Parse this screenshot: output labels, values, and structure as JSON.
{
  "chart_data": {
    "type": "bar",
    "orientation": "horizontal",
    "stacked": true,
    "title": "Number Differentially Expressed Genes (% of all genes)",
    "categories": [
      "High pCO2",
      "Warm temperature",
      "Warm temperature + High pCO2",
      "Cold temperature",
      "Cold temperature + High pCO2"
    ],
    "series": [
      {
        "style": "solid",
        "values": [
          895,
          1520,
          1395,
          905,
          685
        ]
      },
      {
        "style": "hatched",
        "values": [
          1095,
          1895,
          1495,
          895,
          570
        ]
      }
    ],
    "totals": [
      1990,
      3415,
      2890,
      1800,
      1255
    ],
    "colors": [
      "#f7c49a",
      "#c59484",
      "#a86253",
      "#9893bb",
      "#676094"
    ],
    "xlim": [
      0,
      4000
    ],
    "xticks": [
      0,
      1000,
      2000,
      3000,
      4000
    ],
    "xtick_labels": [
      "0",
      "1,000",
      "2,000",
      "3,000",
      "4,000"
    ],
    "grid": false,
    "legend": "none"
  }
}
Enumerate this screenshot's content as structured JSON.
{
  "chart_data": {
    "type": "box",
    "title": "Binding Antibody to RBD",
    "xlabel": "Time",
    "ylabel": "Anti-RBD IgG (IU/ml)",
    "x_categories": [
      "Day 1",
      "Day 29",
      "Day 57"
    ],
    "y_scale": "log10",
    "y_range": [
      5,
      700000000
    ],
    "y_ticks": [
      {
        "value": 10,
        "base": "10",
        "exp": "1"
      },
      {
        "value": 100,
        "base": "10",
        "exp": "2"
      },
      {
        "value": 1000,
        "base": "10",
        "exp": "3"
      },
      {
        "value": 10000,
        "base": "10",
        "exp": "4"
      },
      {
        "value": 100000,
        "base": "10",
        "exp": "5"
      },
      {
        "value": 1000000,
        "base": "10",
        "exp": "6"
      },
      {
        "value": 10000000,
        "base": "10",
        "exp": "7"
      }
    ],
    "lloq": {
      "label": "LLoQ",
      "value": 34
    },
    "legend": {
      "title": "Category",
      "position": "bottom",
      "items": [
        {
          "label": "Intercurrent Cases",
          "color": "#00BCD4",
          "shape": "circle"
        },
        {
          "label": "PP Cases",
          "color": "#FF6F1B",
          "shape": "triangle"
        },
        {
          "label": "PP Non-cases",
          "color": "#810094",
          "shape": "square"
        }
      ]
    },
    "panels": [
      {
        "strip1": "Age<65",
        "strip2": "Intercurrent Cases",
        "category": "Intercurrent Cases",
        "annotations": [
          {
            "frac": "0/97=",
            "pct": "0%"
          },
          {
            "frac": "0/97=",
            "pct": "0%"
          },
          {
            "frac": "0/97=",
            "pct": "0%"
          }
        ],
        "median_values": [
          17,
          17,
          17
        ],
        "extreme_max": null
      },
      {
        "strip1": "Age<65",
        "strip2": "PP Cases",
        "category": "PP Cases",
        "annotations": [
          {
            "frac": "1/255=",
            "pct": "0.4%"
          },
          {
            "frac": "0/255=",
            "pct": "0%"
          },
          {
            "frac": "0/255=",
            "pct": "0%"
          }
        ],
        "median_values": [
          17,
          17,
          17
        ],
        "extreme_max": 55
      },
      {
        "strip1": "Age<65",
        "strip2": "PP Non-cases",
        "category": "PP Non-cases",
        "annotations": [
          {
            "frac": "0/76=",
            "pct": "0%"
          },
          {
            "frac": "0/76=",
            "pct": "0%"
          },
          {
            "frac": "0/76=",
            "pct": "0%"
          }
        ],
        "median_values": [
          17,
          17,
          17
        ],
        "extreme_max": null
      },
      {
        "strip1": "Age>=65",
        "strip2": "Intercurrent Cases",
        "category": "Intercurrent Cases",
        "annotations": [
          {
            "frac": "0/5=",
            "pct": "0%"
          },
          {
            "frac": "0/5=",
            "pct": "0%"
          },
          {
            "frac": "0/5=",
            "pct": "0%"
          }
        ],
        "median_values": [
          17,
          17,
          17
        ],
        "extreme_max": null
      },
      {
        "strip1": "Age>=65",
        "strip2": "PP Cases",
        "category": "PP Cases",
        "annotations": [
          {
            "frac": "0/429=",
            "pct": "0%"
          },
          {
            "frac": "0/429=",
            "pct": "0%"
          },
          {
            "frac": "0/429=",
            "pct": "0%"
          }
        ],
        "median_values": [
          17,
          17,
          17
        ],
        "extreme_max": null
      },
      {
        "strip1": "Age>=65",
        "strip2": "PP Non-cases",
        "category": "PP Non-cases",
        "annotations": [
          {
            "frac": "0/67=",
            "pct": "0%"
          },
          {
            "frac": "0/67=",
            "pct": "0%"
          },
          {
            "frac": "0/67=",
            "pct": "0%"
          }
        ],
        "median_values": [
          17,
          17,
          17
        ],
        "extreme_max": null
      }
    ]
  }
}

+ + + +

> _EXERCISE INSTRUCTIONS_
Reproduce each entry above. Every word must match.

> _ANSWER BOX_
Parse this screenshot: output labels, values, and structure as JSON.
{
  "chart_data": {
    "type": "bar",
    "orientation": "horizontal",
    "stacked": true,
    "title": "Number Differentially Expressed Genes (% of all genes)",
    "categories": [
      "High pCO2",
      "Warm temperature",
      "Warm temperature + High pCO2",
      "Cold temperature",
      "Cold temperature + High pCO2"
    ],
    "series": [
      {
        "style": "solid",
        "values": [
          895,
          1520,
          1395,
          905,
          685
        ]
      },
      {
        "style": "hatched",
        "values": [
          1095,
          1895,
          1495,
          895,
          570
        ]
      }
    ],
    "totals": [
      1990,
      3415,
      2890,
      1800,
      1255
    ],
    "colors": [
      "#f7c49a",
      "#c59484",
      "#a86253",
      "#9893bb",
      "#676094"
    ],
    "xlim": [
      0,
      4000
    ],
    "xticks": [
      0,
      1000,
      2000,
      3000,
      4000
    ],
    "xtick_labels": [
      "0",
      "1,000",
      "2,000",
      "3,000",
      "4,000"
    ],
    "grid": false,
    "legend": "none"
  }
}
Enumerate this screenshot's content as structured JSON.
{
  "chart_data": {
    "type": "box",
    "title": "Binding Antibody to RBD",
    "xlabel": "Time",
    "ylabel": "Anti-RBD IgG (IU/ml)",
    "x_categories": [
      "Day 1",
      "Day 29",
      "Day 57"
    ],
    "y_scale": "log10",
    "y_range": [
      5,
      700000000
    ],
    "y_ticks": [
      {
        "value": 10,
        "base": "10",
        "exp": "1"
      },
      {
        "value": 100,
        "base": "10",
        "exp": "2"
      },
      {
        "value": 1000,
        "base": "10",
        "exp": "3"
      },
      {
        "value": 10000,
        "base": "10",
        "exp": "4"
      },
      {
        "value": 100000,
        "base": "10",
        "exp": "5"
      },
      {
        "value": 1000000,
        "base": "10",
        "exp": "6"
      },
      {
        "value": 10000000,
        "base": "10",
        "exp": "7"
      }
    ],
    "lloq": {
      "label": "LLoQ",
      "value": 34
    },
    "legend": {
      "title": "Category",
      "position": "bottom",
      "items": [
        {
          "label": "Intercurrent Cases",
          "color": "#00BCD4",
          "shape": "circle"
        },
        {
          "label": "PP Cases",
          "color": "#FF6F1B",
          "shape": "triangle"
        },
        {
          "label": "PP Non-cases",
          "color": "#810094",
          "shape": "square"
        }
      ]
    },
    "panels": [
      {
        "strip1": "Age<65",
        "strip2": "Intercurrent Cases",
        "category": "Intercurrent Cases",
        "annotations": [
          {
            "frac": "0/97=",
            "pct": "0%"
          },
          {
            "frac": "0/97=",
            "pct": "0%"
          },
          {
            "frac": "0/97=",
            "pct": "0%"
          }
        ],
        "median_values": [
          17,
          17,
          17
        ],
        "extreme_max": null
      },
      {
        "strip1": "Age<65",
        "strip2": "PP Cases",
        "category": "PP Cases",
        "annotations": [
          {
            "frac": "1/255=",
            "pct": "0.4%"
          },
          {
            "frac": "0/255=",
            "pct": "0%"
          },
          {
            "frac": "0/255=",
            "pct": "0%"
          }
        ],
        "median_values": [
          17,
          17,
          17
        ],
        "extreme_max": 55
      },
      {
        "strip1": "Age<65",
        "strip2": "PP Non-cases",
        "category": "PP Non-cases",
        "annotations": [
          {
            "frac": "0/76=",
            "pct": "0%"
          },
          {
            "frac": "0/76=",
            "pct": "0%"
          },
          {
            "frac": "0/76=",
            "pct": "0%"
          }
        ],
        "median_values": [
          17,
          17,
          17
        ],
        "extreme_max": null
      },
      {
        "strip1": "Age>=65",
        "strip2": "Intercurrent Cases",
        "category": "Intercurrent Cases",
        "annotations": [
          {
            "frac": "0/5=",
            "pct": "0%"
          },
          {
            "frac": "0/5=",
            "pct": "0%"
          },
          {
            "frac": "0/5=",
            "pct": "0%"
          }
        ],
        "median_values": [
          17,
          17,
          17
        ],
        "extreme_max": null
      },
      {
        "strip1": "Age>=65",
        "strip2": "PP Cases",
        "category": "PP Cases",
        "annotations": [
          {
            "frac": "0/429=",
            "pct": "0%"
          },
          {
            "frac": "0/429=",
            "pct": "0%"
          },
          {
            "frac": "0/429=",
            "pct": "0%"
          }
        ],
        "median_values": [
          17,
          17,
          17
        ],
        "extreme_max": null
      },
      {
        "strip1": "Age>=65",
        "strip2": "PP Non-cases",
        "category": "PP Non-cases",
        "annotations": [
          {
            "frac": "0/67=",
            "pct": "0%"
          },
          {
            "frac": "0/67=",
            "pct": "0%"
          },
          {
            "frac": "0/67=",
            "pct": "0%"
          }
        ],
        "median_values": [
          17,
          17,
          17
        ],
        "extreme_max": null
      }
    ]
  }
}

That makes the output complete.